» **Exercise aim**
Entries follow. Set all of them down as they stand.

» **Source material**
--------------------
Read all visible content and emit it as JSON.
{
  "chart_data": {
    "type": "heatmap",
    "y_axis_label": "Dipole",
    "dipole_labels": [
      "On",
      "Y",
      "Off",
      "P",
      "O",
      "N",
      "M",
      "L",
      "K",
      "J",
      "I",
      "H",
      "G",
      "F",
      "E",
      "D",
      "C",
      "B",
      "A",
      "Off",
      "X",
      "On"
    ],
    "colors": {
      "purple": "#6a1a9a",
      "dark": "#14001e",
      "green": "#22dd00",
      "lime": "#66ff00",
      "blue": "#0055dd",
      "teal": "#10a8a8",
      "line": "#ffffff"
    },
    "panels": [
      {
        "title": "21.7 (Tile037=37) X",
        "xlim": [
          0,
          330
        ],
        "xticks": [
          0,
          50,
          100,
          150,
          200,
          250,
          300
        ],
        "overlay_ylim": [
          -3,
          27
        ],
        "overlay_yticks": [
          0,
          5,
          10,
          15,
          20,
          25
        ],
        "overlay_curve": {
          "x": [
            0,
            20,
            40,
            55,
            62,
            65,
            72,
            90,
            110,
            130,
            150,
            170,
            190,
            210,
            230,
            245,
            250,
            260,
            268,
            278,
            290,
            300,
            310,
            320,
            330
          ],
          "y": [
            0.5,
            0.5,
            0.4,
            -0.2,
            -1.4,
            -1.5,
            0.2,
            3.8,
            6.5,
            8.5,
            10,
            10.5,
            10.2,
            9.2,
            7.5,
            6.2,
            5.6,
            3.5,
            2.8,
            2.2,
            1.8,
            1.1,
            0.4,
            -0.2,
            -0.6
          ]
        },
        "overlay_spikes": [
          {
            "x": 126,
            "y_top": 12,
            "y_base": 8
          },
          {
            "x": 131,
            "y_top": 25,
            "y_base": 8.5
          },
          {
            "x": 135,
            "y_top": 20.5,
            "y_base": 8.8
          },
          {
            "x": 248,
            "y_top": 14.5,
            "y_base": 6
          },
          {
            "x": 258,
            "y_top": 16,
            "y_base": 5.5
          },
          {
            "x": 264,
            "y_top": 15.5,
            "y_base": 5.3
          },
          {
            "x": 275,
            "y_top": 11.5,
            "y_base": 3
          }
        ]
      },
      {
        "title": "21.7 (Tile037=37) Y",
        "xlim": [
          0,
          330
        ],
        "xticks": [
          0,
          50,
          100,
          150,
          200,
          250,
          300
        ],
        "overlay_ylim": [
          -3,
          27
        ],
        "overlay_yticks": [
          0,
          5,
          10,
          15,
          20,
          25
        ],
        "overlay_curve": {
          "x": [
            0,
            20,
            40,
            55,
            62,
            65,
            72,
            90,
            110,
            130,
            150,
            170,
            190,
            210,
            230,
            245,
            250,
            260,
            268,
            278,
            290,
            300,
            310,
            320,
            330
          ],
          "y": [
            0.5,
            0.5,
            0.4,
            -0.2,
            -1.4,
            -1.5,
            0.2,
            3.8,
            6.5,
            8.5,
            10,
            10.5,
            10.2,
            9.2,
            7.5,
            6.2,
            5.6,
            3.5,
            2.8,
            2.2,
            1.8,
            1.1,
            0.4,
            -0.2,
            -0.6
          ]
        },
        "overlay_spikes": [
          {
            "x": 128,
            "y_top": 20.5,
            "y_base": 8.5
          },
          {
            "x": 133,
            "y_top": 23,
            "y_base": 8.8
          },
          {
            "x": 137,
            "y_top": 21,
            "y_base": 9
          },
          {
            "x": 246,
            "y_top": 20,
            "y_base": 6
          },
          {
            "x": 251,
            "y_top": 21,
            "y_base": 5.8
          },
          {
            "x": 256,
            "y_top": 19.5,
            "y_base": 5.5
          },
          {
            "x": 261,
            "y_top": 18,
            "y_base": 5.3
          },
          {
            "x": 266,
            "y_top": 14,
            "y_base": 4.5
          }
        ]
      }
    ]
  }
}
--------------------
» **Solution to this problem**
Read all visible content and emit it as JSON.
{
  "chart_data": {
    "type": "heatmap",
    "y_axis_label": "Dipole",
    "dipole_labels": [
      "On",
      "Y",
      "Off",
      "P",
      "O",
      "N",
      "M",
      "L",
      "K",
      "J",
      "I",
      "H",
      "G",
      "F",
      "E",
      "D",
      "C",
      "B",
      "A",
      "Off",
      "X",
      "On"
    ],
    "colors": {
      "purple": "#6a1a9a",
      "dark": "#14001e",
      "green": "#22dd00",
      "lime": "#66ff00",
      "blue": "#0055dd",
      "teal": "#10a8a8",
      "line": "#ffffff"
    },
    "panels": [
      {
        "title": "21.7 (Tile037=37) X",
        "xlim": [
          0,
          330
        ],
        "xticks": [
          0,
          50,
          100,
          150,
          200,
          250,
          300
        ],
        "overlay_ylim": [
          -3,
          27
        ],
        "overlay_yticks": [
          0,
          5,
          10,
          15,
          20,
          25
        ],
        "overlay_curve": {
          "x": [
            0,
            20,
            40,
            55,
            62,
            65,
            72,
            90,
            110,
            130,
            150,
            170,
            190,
            210,
            230,
            245,
            250,
            260,
            268,
            278,
            290,
            300,
            310,
            320,
            330
          ],
          "y": [
            0.5,
            0.5,
            0.4,
            -0.2,
            -1.4,
            -1.5,
            0.2,
            3.8,
            6.5,
            8.5,
            10,
            10.5,
            10.2,
            9.2,
            7.5,
            6.2,
            5.6,
            3.5,
            2.8,
            2.2,
            1.8,
            1.1,
            0.4,
            -0.2,
            -0.6
          ]
        },
        "overlay_spikes": [
          {
            "x": 126,
            "y_top": 12,
            "y_base": 8
          },
          {
            "x": 131,
            "y_top": 25,
            "y_base": 8.5
          },
          {
            "x": 135,
            "y_top": 20.5,
            "y_base": 8.8
          },
          {
            "x": 248,
            "y_top": 14.5,
            "y_base": 6
          },
          {
            "x": 258,
            "y_top": 16,
            "y_base": 5.5
          },
          {
            "x": 264,
            "y_top": 15.5,
            "y_base": 5.3
          },
          {
            "x": 275,
            "y_top": 11.5,
            "y_base": 3
          }
        ]
      },
      {
        "title": "21.7 (Tile037=37) Y",
        "xlim": [
          0,
          330
        ],
        "xticks": [
          0,
          50,
          100,
          150,
          200,
          250,
          300
        ],
        "overlay_ylim": [
          -3,
          27
        ],
        "overlay_yticks": [
          0,
          5,
          10,
          15,
          20,
          25
        ],
        "overlay_curve": {
          "x": [
            0,
            20,
            40,
            55,
            62,
            65,
            72,
            90,
            110,
            130,
            150,
            170,
            190,
            210,
            230,
            245,
            250,
            260,
            268,
            278,
            290,
            300,
            310,
            320,
            330
          ],
          "y": [
            0.5,
            0.5,
            0.4,
            -0.2,
            -1.4,
            -1.5,
            0.2,
            3.8,
            6.5,
            8.5,
            10,
            10.5,
            10.2,
            9.2,
            7.5,
            6.2,
            5.6,
            3.5,
            2.8,
            2.2,
            1.8,
            1.1,
            0.4,
            -0.2,
            -0.6
          ]
        },
        "overlay_spikes": [
          {
            "x": 128,
            "y_top": 20.5,
            "y_base": 8.5
          },
          {
            "x": 133,
            "y_top": 23,
            "y_base": 8.8
          },
          {
            "x": 137,
            "y_top": 21,
            "y_base": 9
          },
          {
            "x": 246,
            "y_top": 20,
            "y_base": 6
          },
          {
            "x": 251,
            "y_top": 21,
            "y_base": 5.8
          },
          {
            "x": 256,
            "y_top": 19.5,
            "y_base": 5.5
          },
          {
            "x": 261,
            "y_top": 18,
            "y_base": 5.3
          },
          {
            "x": 266,
            "y_top": 14,
            "y_base": 4.5
          }
        ]
      }
    ]
  }
}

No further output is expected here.